──────── Records ────────

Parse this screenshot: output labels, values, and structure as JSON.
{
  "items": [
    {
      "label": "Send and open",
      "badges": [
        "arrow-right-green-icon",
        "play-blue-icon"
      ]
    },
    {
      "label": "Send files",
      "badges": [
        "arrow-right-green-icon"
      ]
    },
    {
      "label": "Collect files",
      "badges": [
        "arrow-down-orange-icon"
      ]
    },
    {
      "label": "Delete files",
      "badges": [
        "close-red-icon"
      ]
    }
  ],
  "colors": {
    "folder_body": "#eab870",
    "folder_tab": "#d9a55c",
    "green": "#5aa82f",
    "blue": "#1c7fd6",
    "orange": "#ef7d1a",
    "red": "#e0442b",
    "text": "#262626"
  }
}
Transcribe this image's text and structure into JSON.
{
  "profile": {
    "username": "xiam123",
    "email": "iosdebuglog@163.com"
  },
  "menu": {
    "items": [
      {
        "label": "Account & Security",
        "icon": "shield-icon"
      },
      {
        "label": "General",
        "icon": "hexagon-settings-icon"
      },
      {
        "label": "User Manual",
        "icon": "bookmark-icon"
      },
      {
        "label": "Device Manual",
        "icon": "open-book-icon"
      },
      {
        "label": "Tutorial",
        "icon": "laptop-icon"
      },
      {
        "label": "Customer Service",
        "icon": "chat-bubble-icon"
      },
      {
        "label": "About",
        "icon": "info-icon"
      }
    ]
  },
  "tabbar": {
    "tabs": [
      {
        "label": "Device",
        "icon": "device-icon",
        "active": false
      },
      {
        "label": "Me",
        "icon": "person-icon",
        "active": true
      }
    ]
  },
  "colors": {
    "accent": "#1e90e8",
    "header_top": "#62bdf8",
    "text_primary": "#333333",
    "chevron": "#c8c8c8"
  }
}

────────

Task directions:
Print exactly the lines from the one with "Transcribe this image's" through the end of the data, inclusive.

Reply to the task:
Transcribe this image's text and structure into JSON.
{
  "profile": {
    "username": "xiam123",
    "email": "iosdebuglog@163.com"
  },
  "menu": {
    "items": [
      {
        "label": "Account & Security",
        "icon": "shield-icon"
      },
      {
        "label": "General",
        "icon": "hexagon-settings-icon"
      },
      {
        "label": "User Manual",
        "icon": "bookmark-icon"
      },
      {
        "label": "Device Manual",
        "icon": "open-book-icon"
      },
      {
        "label": "Tutorial",
        "icon": "laptop-icon"
      },
      {
        "label": "Customer Service",
        "icon": "chat-bubble-icon"
      },
      {
        "label": "About",
        "icon": "info-icon"
      }
    ]
  },
  "tabbar": {
    "tabs": [
      {
        "label": "Device",
        "icon": "device-icon",
        "active": false
      },
      {
        "label": "Me",
        "icon": "person-icon",
        "active": true
      }
    ]
  },
  "colors": {
    "accent": "#1e90e8",
    "header_top": "#62bdf8",
    "text_primary": "#333333",
    "chevron": "#c8c8c8"
  }
}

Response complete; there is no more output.